> The problem:
Write out all entries word for word.
** BEGIN The input **
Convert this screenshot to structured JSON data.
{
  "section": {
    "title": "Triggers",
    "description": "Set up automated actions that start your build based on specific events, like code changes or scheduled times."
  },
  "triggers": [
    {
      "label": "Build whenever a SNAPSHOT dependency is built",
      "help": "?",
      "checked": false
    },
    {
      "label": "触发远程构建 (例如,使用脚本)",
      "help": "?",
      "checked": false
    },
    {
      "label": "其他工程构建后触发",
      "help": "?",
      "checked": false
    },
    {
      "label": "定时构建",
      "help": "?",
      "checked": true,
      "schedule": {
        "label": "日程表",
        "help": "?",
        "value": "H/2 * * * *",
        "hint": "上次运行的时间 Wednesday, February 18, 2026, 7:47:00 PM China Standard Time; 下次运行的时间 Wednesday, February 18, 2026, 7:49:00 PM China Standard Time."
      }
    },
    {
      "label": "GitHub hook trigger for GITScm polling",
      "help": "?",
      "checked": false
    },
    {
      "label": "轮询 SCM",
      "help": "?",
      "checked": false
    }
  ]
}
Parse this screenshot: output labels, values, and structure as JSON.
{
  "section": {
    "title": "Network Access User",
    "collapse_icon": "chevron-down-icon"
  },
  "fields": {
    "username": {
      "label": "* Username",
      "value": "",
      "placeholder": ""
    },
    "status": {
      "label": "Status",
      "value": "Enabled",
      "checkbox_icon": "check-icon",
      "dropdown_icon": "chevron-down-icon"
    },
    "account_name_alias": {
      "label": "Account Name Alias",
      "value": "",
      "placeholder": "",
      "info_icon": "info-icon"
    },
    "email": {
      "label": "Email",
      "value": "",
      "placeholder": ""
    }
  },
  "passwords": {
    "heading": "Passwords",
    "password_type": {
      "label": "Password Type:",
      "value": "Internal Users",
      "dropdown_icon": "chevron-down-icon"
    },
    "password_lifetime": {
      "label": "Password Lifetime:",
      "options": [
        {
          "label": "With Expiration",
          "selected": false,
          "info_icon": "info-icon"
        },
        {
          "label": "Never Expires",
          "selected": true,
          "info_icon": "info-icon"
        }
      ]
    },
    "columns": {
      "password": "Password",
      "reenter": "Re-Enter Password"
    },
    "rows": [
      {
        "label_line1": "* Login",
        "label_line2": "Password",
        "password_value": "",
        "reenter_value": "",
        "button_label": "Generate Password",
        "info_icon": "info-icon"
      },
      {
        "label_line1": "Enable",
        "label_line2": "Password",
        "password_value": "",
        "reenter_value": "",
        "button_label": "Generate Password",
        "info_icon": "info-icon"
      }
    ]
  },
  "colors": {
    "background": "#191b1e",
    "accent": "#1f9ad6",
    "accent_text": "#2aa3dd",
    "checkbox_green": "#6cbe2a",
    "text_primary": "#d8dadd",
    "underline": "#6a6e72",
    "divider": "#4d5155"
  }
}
** END The input **
> Answer to the task:
Convert this screenshot to structured JSON data.
{
  "section": {
    "title": "Triggers",
    "description": "Set up automated actions that start your build based on specific events, like code changes or scheduled times."
  },
  "triggers": [
    {
      "label": "Build whenever a SNAPSHOT dependency is built",
      "help": "?",
      "checked": false
    },
    {
      "label": "触发远程构建 (例如,使用脚本)",
      "help": "?",
      "checked": false
    },
    {
      "label": "其他工程构建后触发",
      "help": "?",
      "checked": false
    },
    {
      "label": "定时构建",
      "help": "?",
      "checked": true,
      "schedule": {
        "label": "日程表",
        "help": "?",
        "value": "H/2 * * * *",
        "hint": "上次运行的时间 Wednesday, February 18, 2026, 7:47:00 PM China Standard Time; 下次运行的时间 Wednesday, February 18, 2026, 7:49:00 PM China Standard Time."
      }
    },
    {
      "label": "GitHub hook trigger for GITScm polling",
      "help": "?",
      "checked": false
    },
    {
      "label": "轮询 SCM",
      "help": "?",
      "checked": false
    }
  ]
}
Parse this screenshot: output labels, values, and structure as JSON.
{
  "section": {
    "title": "Network Access User",
    "collapse_icon": "chevron-down-icon"
  },
  "fields": {
    "username": {
      "label": "* Username",
      "value": "",
      "placeholder": ""
    },
    "status": {
      "label": "Status",
      "value": "Enabled",
      "checkbox_icon": "check-icon",
      "dropdown_icon": "chevron-down-icon"
    },
    "account_name_alias": {
      "label": "Account Name Alias",
      "value": "",
      "placeholder": "",
      "info_icon": "info-icon"
    },
    "email": {
      "label": "Email",
      "value": "",
      "placeholder": ""
    }
  },
  "passwords": {
    "heading": "Passwords",
    "password_type": {
      "label": "Password Type:",
      "value": "Internal Users",
      "dropdown_icon": "chevron-down-icon"
    },
    "password_lifetime": {
      "label": "Password Lifetime:",
      "options": [
        {
          "label": "With Expiration",
          "selected": false,
          "info_icon": "info-icon"
        },
        {
          "label": "Never Expires",
          "selected": true,
          "info_icon": "info-icon"
        }
      ]
    },
    "columns": {
      "password": "Password",
      "reenter": "Re-Enter Password"
    },
    "rows": [
      {
        "label_line1": "* Login",
        "label_line2": "Password",
        "password_value": "",
        "reenter_value": "",
        "button_label": "Generate Password",
        "info_icon": "info-icon"
      },
      {
        "label_line1": "Enable",
        "label_line2": "Password",
        "password_value": "",
        "reenter_value": "",
        "button_label": "Generate Password",
        "info_icon": "info-icon"
      }
    ]
  },
  "colors": {
    "background": "#191b1e",
    "accent": "#1f9ad6",
    "accent_text": "#2aa3dd",
    "checkbox_green": "#6cbe2a",
    "text_primary": "#d8dadd",
    "underline": "#6a6e72",
    "divider": "#4d5155"
  }
}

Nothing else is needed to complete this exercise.